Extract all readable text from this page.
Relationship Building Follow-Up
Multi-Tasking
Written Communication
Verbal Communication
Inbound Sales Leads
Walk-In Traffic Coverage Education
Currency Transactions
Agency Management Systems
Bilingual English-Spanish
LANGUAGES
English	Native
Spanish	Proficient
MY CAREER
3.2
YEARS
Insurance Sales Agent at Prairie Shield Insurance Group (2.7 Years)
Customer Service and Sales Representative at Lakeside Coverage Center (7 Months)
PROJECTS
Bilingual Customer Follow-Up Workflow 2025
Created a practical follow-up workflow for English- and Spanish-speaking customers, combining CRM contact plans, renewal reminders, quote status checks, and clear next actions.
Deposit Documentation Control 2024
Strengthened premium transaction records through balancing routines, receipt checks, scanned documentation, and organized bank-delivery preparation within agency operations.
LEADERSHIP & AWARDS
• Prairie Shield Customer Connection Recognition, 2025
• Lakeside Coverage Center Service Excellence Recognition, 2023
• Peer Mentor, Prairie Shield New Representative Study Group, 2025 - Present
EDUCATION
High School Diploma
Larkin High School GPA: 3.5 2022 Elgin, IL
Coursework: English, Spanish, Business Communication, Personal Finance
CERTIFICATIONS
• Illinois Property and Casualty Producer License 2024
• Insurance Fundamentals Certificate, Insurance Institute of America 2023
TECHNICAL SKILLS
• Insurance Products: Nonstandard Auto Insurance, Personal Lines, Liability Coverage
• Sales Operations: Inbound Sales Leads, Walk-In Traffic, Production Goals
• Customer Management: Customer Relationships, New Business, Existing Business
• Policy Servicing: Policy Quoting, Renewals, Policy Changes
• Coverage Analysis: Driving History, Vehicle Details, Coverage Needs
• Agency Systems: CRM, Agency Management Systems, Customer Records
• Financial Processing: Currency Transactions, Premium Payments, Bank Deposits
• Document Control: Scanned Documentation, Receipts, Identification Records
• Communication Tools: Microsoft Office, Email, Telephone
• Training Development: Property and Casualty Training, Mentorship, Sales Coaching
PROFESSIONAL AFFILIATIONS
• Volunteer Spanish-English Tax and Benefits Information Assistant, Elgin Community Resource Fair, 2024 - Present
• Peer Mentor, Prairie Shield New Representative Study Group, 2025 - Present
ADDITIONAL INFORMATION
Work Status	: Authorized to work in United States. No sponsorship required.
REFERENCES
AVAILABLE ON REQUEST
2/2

----------

■ WHAT THE TASK REQUIRES
Using the data above, output each line exactly.

■ WRITTEN RESPONSE
Extract all readable text from this page.
Relationship Building Follow-Up
Multi-Tasking
Written Communication
Verbal Communication
Inbound Sales Leads
Walk-In Traffic Coverage Education
Currency Transactions
Agency Management Systems
Bilingual English-Spanish
LANGUAGES
English	Native
Spanish	Proficient
MY CAREER
3.2
YEARS
Insurance Sales Agent at Prairie Shield Insurance Group (2.7 Years)
Customer Service and Sales Representative at Lakeside Coverage Center (7 Months)
PROJECTS
Bilingual Customer Follow-Up Workflow 2025
Created a practical follow-up workflow for English- and Spanish-speaking customers, combining CRM contact plans, renewal reminders, quote status checks, and clear next actions.
Deposit Documentation Control 2024
Strengthened premium transaction records through balancing routines, receipt checks, scanned documentation, and organized bank-delivery preparation within agency operations.
LEADERSHIP & AWARDS
• Prairie Shield Customer Connection Recognition, 2025
• Lakeside Coverage Center Service Excellence Recognition, 2023
• Peer Mentor, Prairie Shield New Representative Study Group, 2025 - Present
EDUCATION
High School Diploma
Larkin High School GPA: 3.5 2022 Elgin, IL
Coursework: English, Spanish, Business Communication, Personal Finance
CERTIFICATIONS
• Illinois Property and Casualty Producer License 2024
• Insurance Fundamentals Certificate, Insurance Institute of America 2023
TECHNICAL SKILLS
• Insurance Products: Nonstandard Auto Insurance, Personal Lines, Liability Coverage
• Sales Operations: Inbound Sales Leads, Walk-In Traffic, Production Goals
• Customer Management: Customer Relationships, New Business, Existing Business
• Policy Servicing: Policy Quoting, Renewals, Policy Changes
• Coverage Analysis: Driving History, Vehicle Details, Coverage Needs
• Agency Systems: CRM, Agency Management Systems, Customer Records
• Financial Processing: Currency Transactions, Premium Payments, Bank Deposits
• Document Control: Scanned Documentation, Receipts, Identification Records
• Communication Tools: Microsoft Office, Email, Telephone
• Training Development: Property and Casualty Training, Mentorship, Sales Coaching
PROFESSIONAL AFFILIATIONS
• Volunteer Spanish-English Tax and Benefits Information Assistant, Elgin Community Resource Fair, 2024 - Present
• Peer Mentor, Prairie Shield New Representative Study Group, 2025 - Present
ADDITIONAL INFORMATION
Work Status	: Authorized to work in United States. No sponsorship required.
REFERENCES
AVAILABLE ON REQUEST
2/2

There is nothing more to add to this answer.